What is expected => Whenever a line contains the string "JSON", copy it out of the entries.

Material provided =>
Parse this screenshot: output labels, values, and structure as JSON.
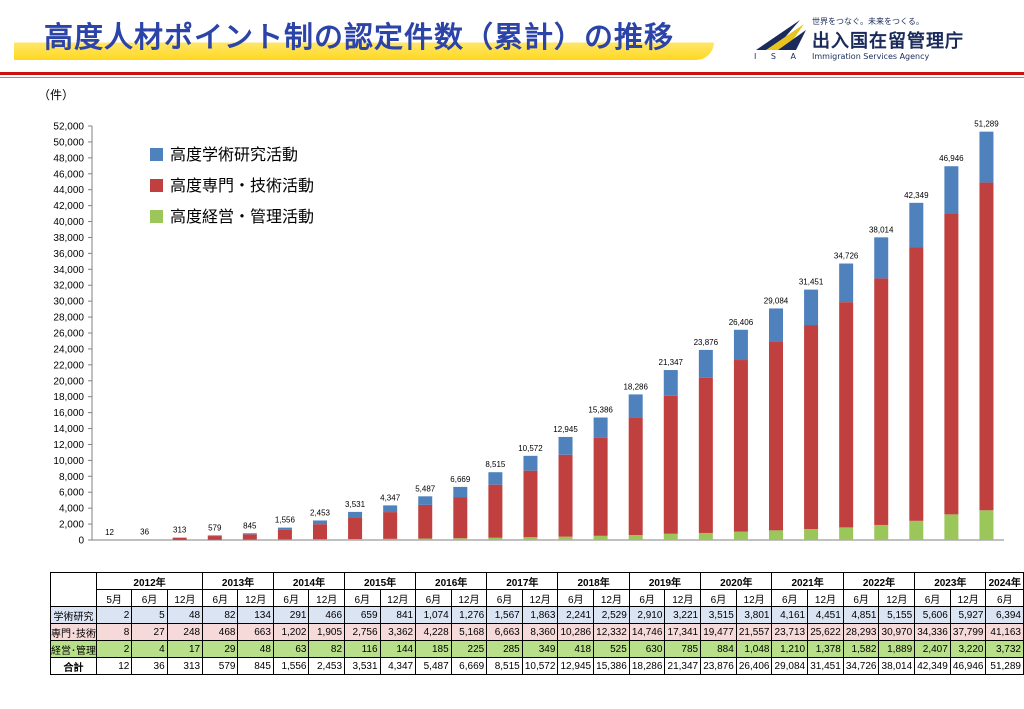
{
  "header": {
    "title": "高度人材ポイント制の認定件数（累計）の推移",
    "logo_isa": "I S A",
    "logo_tagline": "世界をつなぐ。未来をつくる。",
    "logo_name": "出入国在留管理庁",
    "logo_english": "Immigration Services Agency"
  },
  "unit_label": "（件）",
  "chart_data": {
    "type": "bar",
    "stacked": true,
    "ylim": [
      0,
      52000
    ],
    "ytick_step": 2000,
    "grid": false,
    "legend_position": "top-left",
    "categories": [
      "2012-5",
      "2012-6",
      "2012-12",
      "2013-6",
      "2013-12",
      "2014-6",
      "2014-12",
      "2015-6",
      "2015-12",
      "2016-6",
      "2016-12",
      "2017-6",
      "2017-12",
      "2018-6",
      "2018-12",
      "2019-6",
      "2019-12",
      "2020-6",
      "2020-12",
      "2021-6",
      "2021-12",
      "2022-6",
      "2022-12",
      "2023-6",
      "2023-12",
      "2024-6"
    ],
    "series": [
      {
        "name": "高度経営・管理活動",
        "color": "#9bc75a",
        "values": [
          2,
          4,
          17,
          29,
          48,
          63,
          82,
          116,
          144,
          185,
          225,
          285,
          349,
          418,
          525,
          630,
          785,
          884,
          1048,
          1210,
          1378,
          1582,
          1889,
          2407,
          3220,
          3732
        ]
      },
      {
        "name": "高度専門・技術活動",
        "color": "#c0403f",
        "values": [
          8,
          27,
          248,
          468,
          663,
          1202,
          1905,
          2756,
          3362,
          4228,
          5168,
          6663,
          8360,
          10286,
          12332,
          14746,
          17341,
          19477,
          21557,
          23713,
          25622,
          28293,
          30970,
          34336,
          37799,
          41163
        ]
      },
      {
        "name": "高度学術研究活動",
        "color": "#4f81bd",
        "values": [
          2,
          5,
          48,
          82,
          134,
          291,
          466,
          659,
          841,
          1074,
          1276,
          1567,
          1863,
          2241,
          2529,
          2910,
          3221,
          3515,
          3801,
          4161,
          4451,
          4851,
          5155,
          5606,
          5927,
          6394
        ]
      }
    ],
    "totals": [
      "12",
      "36",
      "313",
      "579",
      "845",
      "1,556",
      "2,453",
      "3,531",
      "4,347",
      "5,487",
      "6,669",
      "8,515",
      "10,572",
      "12,945",
      "15,386",
      "18,286",
      "21,347",
      "23,876",
      "26,406",
      "29,084",
      "31,451",
      "34,726",
      "38,014",
      "42,349",
      "46,946",
      "51,289"
    ],
    "legend": [
      "高度学術研究活動",
      "高度専門・技術活動",
      "高度経営・管理活動"
    ]
  },
  "table": {
    "years": [
      {
        "label": "2012年",
        "span": 3
      },
      {
        "label": "2013年",
        "span": 2
      },
      {
        "label": "2014年",
        "span": 2
      },
      {
        "label": "2015年",
        "span": 2
      },
      {
        "label": "2016年",
        "span": 2
      },
      {
        "label": "2017年",
        "span": 2
      },
      {
        "label": "2018年",
        "span": 2
      },
      {
        "label": "2019年",
        "span": 2
      },
      {
        "label": "2020年",
        "span": 2
      },
      {
        "label": "2021年",
        "span": 2
      },
      {
        "label": "2022年",
        "span": 2
      },
      {
        "label": "2023年",
        "span": 2
      },
      {
        "label": "2024年",
        "span": 1
      }
    ],
    "months": [
      "5月",
      "6月",
      "12月",
      "6月",
      "12月",
      "6月",
      "12月",
      "6月",
      "12月",
      "6月",
      "12月",
      "6月",
      "12月",
      "6月",
      "12月",
      "6月",
      "12月",
      "6月",
      "12月",
      "6月",
      "12月",
      "6月",
      "12月",
      "6月",
      "12月",
      "6月"
    ],
    "rows": [
      {
        "label": "学術研究",
        "cls": "r-ac",
        "values": [
          "2",
          "5",
          "48",
          "82",
          "134",
          "291",
          "466",
          "659",
          "841",
          "1,074",
          "1,276",
          "1,567",
          "1,863",
          "2,241",
          "2,529",
          "2,910",
          "3,221",
          "3,515",
          "3,801",
          "4,161",
          "4,451",
          "4,851",
          "5,155",
          "5,606",
          "5,927",
          "6,394"
        ]
      },
      {
        "label": "専門･技術",
        "cls": "r-pr",
        "values": [
          "8",
          "27",
          "248",
          "468",
          "663",
          "1,202",
          "1,905",
          "2,756",
          "3,362",
          "4,228",
          "5,168",
          "6,663",
          "8,360",
          "10,286",
          "12,332",
          "14,746",
          "17,341",
          "19,477",
          "21,557",
          "23,713",
          "25,622",
          "28,293",
          "30,970",
          "34,336",
          "37,799",
          "41,163"
        ]
      },
      {
        "label": "経営･管理",
        "cls": "r-mg",
        "values": [
          "2",
          "4",
          "17",
          "29",
          "48",
          "63",
          "82",
          "116",
          "144",
          "185",
          "225",
          "285",
          "349",
          "418",
          "525",
          "630",
          "785",
          "884",
          "1,048",
          "1,210",
          "1,378",
          "1,582",
          "1,889",
          "2,407",
          "3,220",
          "3,732"
        ]
      },
      {
        "label": "合計",
        "cls": "r-tot",
        "values": [
          "12",
          "36",
          "313",
          "579",
          "845",
          "1,556",
          "2,453",
          "3,531",
          "4,347",
          "5,487",
          "6,669",
          "8,515",
          "10,572",
          "12,945",
          "15,386",
          "18,286",
          "21,347",
          "23,876",
          "26,406",
          "29,084",
          "31,451",
          "34,726",
          "38,014",
          "42,349",
          "46,946",
          "51,289"
        ]
      }
    ]
  }
}
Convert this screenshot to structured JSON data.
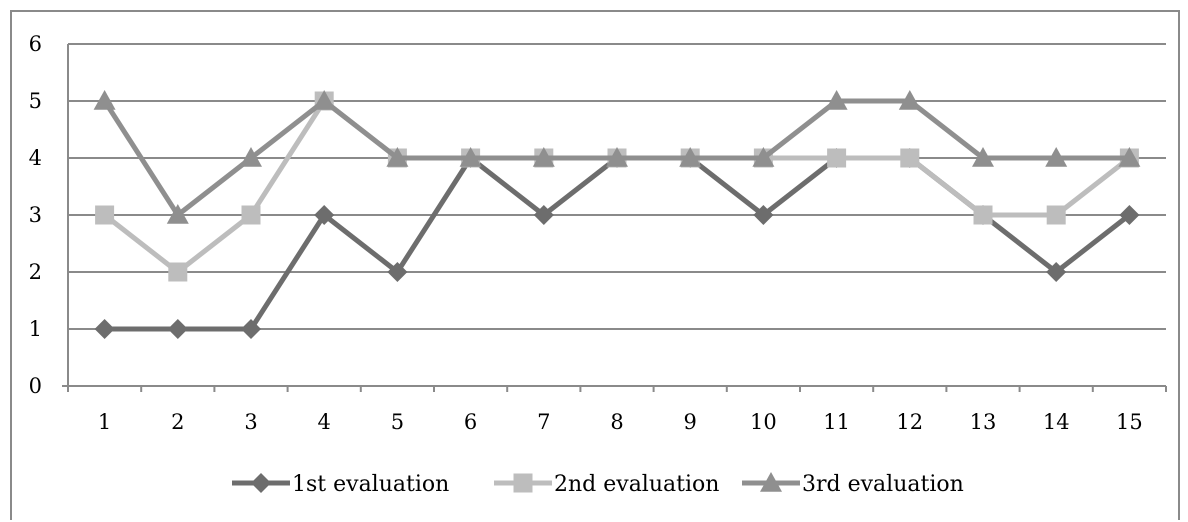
{
  "chart_data": {
    "type": "line",
    "x": [
      1,
      2,
      3,
      4,
      5,
      6,
      7,
      8,
      9,
      10,
      11,
      12,
      13,
      14,
      15
    ],
    "ylim": [
      0,
      6
    ],
    "y_ticks": [
      0,
      1,
      2,
      3,
      4,
      5,
      6
    ],
    "grid": "horizontal",
    "legend": "bottom",
    "title": "",
    "xlabel": "",
    "ylabel": "",
    "series": [
      {
        "name": "1st evaluation",
        "marker": "diamond",
        "color": "#6d6d6d",
        "values": [
          1,
          1,
          1,
          3,
          2,
          4,
          3,
          4,
          4,
          3,
          4,
          4,
          3,
          2,
          3
        ]
      },
      {
        "name": "2nd evaluation",
        "marker": "square",
        "color": "#bdbdbd",
        "values": [
          3,
          2,
          3,
          5,
          4,
          4,
          4,
          4,
          4,
          4,
          4,
          4,
          3,
          3,
          4
        ]
      },
      {
        "name": "3rd evaluation",
        "marker": "triangle",
        "color": "#8f8f8f",
        "values": [
          5,
          3,
          4,
          5,
          4,
          4,
          4,
          4,
          4,
          4,
          5,
          5,
          4,
          4,
          4
        ]
      }
    ]
  }
}
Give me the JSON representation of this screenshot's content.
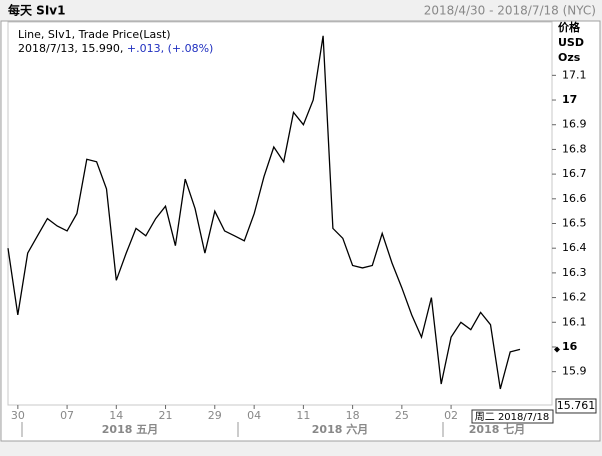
{
  "chart_data": {
    "type": "line",
    "title": "每天 SIv1",
    "date_range": "2018/4/30 - 2018/7/18 (NYC)",
    "y_axis_labels": [
      "价格",
      "USD",
      "Ozs"
    ],
    "legend_title": "Line, SIv1, Trade Price(Last)",
    "legend_status": "2018/7/13, 15.990,",
    "legend_change": "+.013, (+.08%)",
    "categories": [
      null,
      "30",
      null,
      null,
      null,
      null,
      "07",
      null,
      null,
      null,
      null,
      "14",
      null,
      null,
      null,
      null,
      "21",
      null,
      null,
      null,
      null,
      "29",
      null,
      null,
      null,
      "04",
      null,
      null,
      null,
      null,
      "11",
      null,
      null,
      null,
      null,
      "18",
      null,
      null,
      null,
      null,
      "25",
      null,
      null,
      null,
      null,
      "02",
      null,
      null,
      null,
      null,
      null,
      null,
      null
    ],
    "month_labels": [
      "2018 五月",
      "2018 六月",
      "2018 七月"
    ],
    "series": [
      {
        "name": "SIv1",
        "color": "#000000",
        "values": [
          16.4,
          16.13,
          16.38,
          16.45,
          16.52,
          16.49,
          16.47,
          16.54,
          16.76,
          16.75,
          16.64,
          16.27,
          16.38,
          16.48,
          16.45,
          16.52,
          16.57,
          16.41,
          16.68,
          16.56,
          16.38,
          16.55,
          16.47,
          16.45,
          16.43,
          16.54,
          16.69,
          16.81,
          16.75,
          16.95,
          16.9,
          17.0,
          17.26,
          16.48,
          16.44,
          16.33,
          16.32,
          16.33,
          16.46,
          16.34,
          16.24,
          16.13,
          16.04,
          16.2,
          15.85,
          16.04,
          16.1,
          16.07,
          16.14,
          16.09,
          15.83,
          15.98,
          15.99
        ]
      }
    ],
    "last_price": 15.761,
    "crosshair_label": "周二 2018/7/18",
    "ylim": [
      15.765,
      17.316
    ],
    "yticks": [
      15.9,
      16,
      16.1,
      16.2,
      16.3,
      16.4,
      16.5,
      16.6,
      16.7,
      16.8,
      16.9,
      17,
      17.1
    ]
  }
}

Task solution =>
Parse this screenshot: output labels, values, and structure as JSON.
Convert this screenshot to structured JSON data.
Give me the JSON representation of this screenshot's content.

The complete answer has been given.